- Task description:
Please transcribe all of the rows below, character for character.
>> Begin Source records
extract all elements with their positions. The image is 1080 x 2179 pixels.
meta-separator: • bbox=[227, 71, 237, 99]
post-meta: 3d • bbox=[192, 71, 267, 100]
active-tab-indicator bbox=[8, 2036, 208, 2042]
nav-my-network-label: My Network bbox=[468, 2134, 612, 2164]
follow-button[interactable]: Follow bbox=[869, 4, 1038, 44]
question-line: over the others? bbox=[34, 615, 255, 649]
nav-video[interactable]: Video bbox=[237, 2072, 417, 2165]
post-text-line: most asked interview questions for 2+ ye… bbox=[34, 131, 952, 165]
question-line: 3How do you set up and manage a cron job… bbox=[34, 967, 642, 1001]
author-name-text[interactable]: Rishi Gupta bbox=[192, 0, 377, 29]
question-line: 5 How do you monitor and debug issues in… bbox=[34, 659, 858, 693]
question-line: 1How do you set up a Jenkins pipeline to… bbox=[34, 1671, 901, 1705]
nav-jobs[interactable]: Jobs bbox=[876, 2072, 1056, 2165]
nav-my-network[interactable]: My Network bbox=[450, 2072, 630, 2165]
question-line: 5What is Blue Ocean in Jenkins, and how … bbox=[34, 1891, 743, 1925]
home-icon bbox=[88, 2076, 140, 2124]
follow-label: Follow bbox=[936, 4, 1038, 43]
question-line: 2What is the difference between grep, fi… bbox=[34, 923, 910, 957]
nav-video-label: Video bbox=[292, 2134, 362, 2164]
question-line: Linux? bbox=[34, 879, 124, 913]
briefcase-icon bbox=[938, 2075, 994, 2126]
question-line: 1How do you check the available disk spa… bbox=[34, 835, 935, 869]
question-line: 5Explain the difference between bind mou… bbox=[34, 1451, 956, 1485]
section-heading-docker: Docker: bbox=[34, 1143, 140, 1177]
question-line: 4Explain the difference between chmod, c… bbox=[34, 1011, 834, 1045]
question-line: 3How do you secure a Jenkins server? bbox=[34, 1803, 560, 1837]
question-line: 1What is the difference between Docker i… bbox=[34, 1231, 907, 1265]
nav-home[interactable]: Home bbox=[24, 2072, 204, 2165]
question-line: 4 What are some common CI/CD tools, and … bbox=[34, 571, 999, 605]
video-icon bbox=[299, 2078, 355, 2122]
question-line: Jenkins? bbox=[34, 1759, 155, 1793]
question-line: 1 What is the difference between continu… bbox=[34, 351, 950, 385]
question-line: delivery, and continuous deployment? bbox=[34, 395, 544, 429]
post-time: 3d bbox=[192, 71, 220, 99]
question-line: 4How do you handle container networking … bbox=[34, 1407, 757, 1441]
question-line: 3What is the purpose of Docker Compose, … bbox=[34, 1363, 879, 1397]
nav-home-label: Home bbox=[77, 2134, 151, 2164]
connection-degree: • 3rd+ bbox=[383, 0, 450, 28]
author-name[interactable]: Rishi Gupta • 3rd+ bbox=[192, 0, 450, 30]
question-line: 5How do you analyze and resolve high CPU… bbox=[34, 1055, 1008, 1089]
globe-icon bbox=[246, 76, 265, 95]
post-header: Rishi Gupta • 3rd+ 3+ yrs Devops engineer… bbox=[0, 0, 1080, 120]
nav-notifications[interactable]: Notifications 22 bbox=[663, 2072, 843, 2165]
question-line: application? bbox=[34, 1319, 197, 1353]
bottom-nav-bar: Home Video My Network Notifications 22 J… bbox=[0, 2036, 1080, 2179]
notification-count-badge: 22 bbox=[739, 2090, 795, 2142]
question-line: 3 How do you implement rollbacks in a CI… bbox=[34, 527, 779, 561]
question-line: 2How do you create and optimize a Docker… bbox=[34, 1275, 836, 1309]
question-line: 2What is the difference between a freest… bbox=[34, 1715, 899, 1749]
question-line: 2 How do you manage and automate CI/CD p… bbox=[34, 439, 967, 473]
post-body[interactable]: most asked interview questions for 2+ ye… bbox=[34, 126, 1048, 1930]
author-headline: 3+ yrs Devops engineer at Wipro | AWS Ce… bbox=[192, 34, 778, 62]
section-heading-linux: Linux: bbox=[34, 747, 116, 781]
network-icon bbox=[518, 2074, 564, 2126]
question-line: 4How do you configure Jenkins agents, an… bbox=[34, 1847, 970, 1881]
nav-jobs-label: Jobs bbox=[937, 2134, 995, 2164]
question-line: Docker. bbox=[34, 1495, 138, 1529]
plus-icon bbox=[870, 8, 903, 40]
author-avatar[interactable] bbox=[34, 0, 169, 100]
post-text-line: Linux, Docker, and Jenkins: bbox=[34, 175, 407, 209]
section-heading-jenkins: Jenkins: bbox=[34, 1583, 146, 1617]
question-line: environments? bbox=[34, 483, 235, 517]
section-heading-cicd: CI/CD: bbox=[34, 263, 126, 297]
>> End Source records
- Correct output:
extract all elements with their positions. The image is 1080 x 2179 pixels.
meta-separator: • bbox=[227, 71, 237, 99]
post-meta: 3d • bbox=[192, 71, 267, 100]
active-tab-indicator bbox=[8, 2036, 208, 2042]
nav-my-network-label: My Network bbox=[468, 2134, 612, 2164]
follow-button[interactable]: Follow bbox=[869, 4, 1038, 44]
question-line: over the others? bbox=[34, 615, 255, 649]
nav-video[interactable]: Video bbox=[237, 2072, 417, 2165]
post-text-line: most asked interview questions for 2+ ye… bbox=[34, 131, 952, 165]
question-line: 3How do you set up and manage a cron job… bbox=[34, 967, 642, 1001]
author-name-text[interactable]: Rishi Gupta bbox=[192, 0, 377, 29]
question-line: 5 How do you monitor and debug issues in… bbox=[34, 659, 858, 693]
question-line: 1How do you set up a Jenkins pipeline to… bbox=[34, 1671, 901, 1705]
nav-jobs[interactable]: Jobs bbox=[876, 2072, 1056, 2165]
nav-my-network[interactable]: My Network bbox=[450, 2072, 630, 2165]
question-line: 5What is Blue Ocean in Jenkins, and how … bbox=[34, 1891, 743, 1925]
home-icon bbox=[88, 2076, 140, 2124]
follow-label: Follow bbox=[936, 4, 1038, 43]
question-line: 2What is the difference between grep, fi… bbox=[34, 923, 910, 957]
nav-video-label: Video bbox=[292, 2134, 362, 2164]
question-line: Linux? bbox=[34, 879, 124, 913]
briefcase-icon bbox=[938, 2075, 994, 2126]
question-line: 1How do you check the available disk spa… bbox=[34, 835, 935, 869]
question-line: 5Explain the difference between bind mou… bbox=[34, 1451, 956, 1485]
section-heading-docker: Docker: bbox=[34, 1143, 140, 1177]
question-line: 4Explain the difference between chmod, c… bbox=[34, 1011, 834, 1045]
question-line: 3How do you secure a Jenkins server? bbox=[34, 1803, 560, 1837]
question-line: 1What is the difference between Docker i… bbox=[34, 1231, 907, 1265]
nav-home[interactable]: Home bbox=[24, 2072, 204, 2165]
question-line: 4 What are some common CI/CD tools, and … bbox=[34, 571, 999, 605]
video-icon bbox=[299, 2078, 355, 2122]
question-line: Jenkins? bbox=[34, 1759, 155, 1793]
question-line: 1 What is the difference between continu… bbox=[34, 351, 950, 385]
question-line: delivery, and continuous deployment? bbox=[34, 395, 544, 429]
post-time: 3d bbox=[192, 71, 220, 99]
question-line: 4How do you handle container networking … bbox=[34, 1407, 757, 1441]
question-line: 3What is the purpose of Docker Compose, … bbox=[34, 1363, 879, 1397]
nav-home-label: Home bbox=[77, 2134, 151, 2164]
connection-degree: • 3rd+ bbox=[383, 0, 450, 28]
author-name[interactable]: Rishi Gupta • 3rd+ bbox=[192, 0, 450, 30]
question-line: 5How do you analyze and resolve high CPU… bbox=[34, 1055, 1008, 1089]
globe-icon bbox=[246, 76, 265, 95]
post-header: Rishi Gupta • 3rd+ 3+ yrs Devops engineer… bbox=[0, 0, 1080, 120]
nav-notifications[interactable]: Notifications 22 bbox=[663, 2072, 843, 2165]
question-line: application? bbox=[34, 1319, 197, 1353]
bottom-nav-bar: Home Video My Network Notifications 22 J… bbox=[0, 2036, 1080, 2179]
notification-count-badge: 22 bbox=[739, 2090, 795, 2142]
question-line: 3 How do you implement rollbacks in a CI… bbox=[34, 527, 779, 561]
question-line: 2How do you create and optimize a Docker… bbox=[34, 1275, 836, 1309]
question-line: 2What is the difference between a freest… bbox=[34, 1715, 899, 1749]
question-line: 2 How do you manage and automate CI/CD p… bbox=[34, 439, 967, 473]
post-body[interactable]: most asked interview questions for 2+ ye… bbox=[34, 126, 1048, 1930]
author-headline: 3+ yrs Devops engineer at Wipro | AWS Ce… bbox=[192, 34, 778, 62]
section-heading-linux: Linux: bbox=[34, 747, 116, 781]
network-icon bbox=[518, 2074, 564, 2126]
question-line: 4How do you configure Jenkins agents, an… bbox=[34, 1847, 970, 1881]
nav-jobs-label: Jobs bbox=[937, 2134, 995, 2164]
question-line: Docker. bbox=[34, 1495, 138, 1529]
plus-icon bbox=[870, 8, 903, 40]
author-avatar[interactable] bbox=[34, 0, 169, 100]
post-text-line: Linux, Docker, and Jenkins: bbox=[34, 175, 407, 209]
section-heading-jenkins: Jenkins: bbox=[34, 1583, 146, 1617]
question-line: environments? bbox=[34, 483, 235, 517]
section-heading-cicd: CI/CD: bbox=[34, 263, 126, 297]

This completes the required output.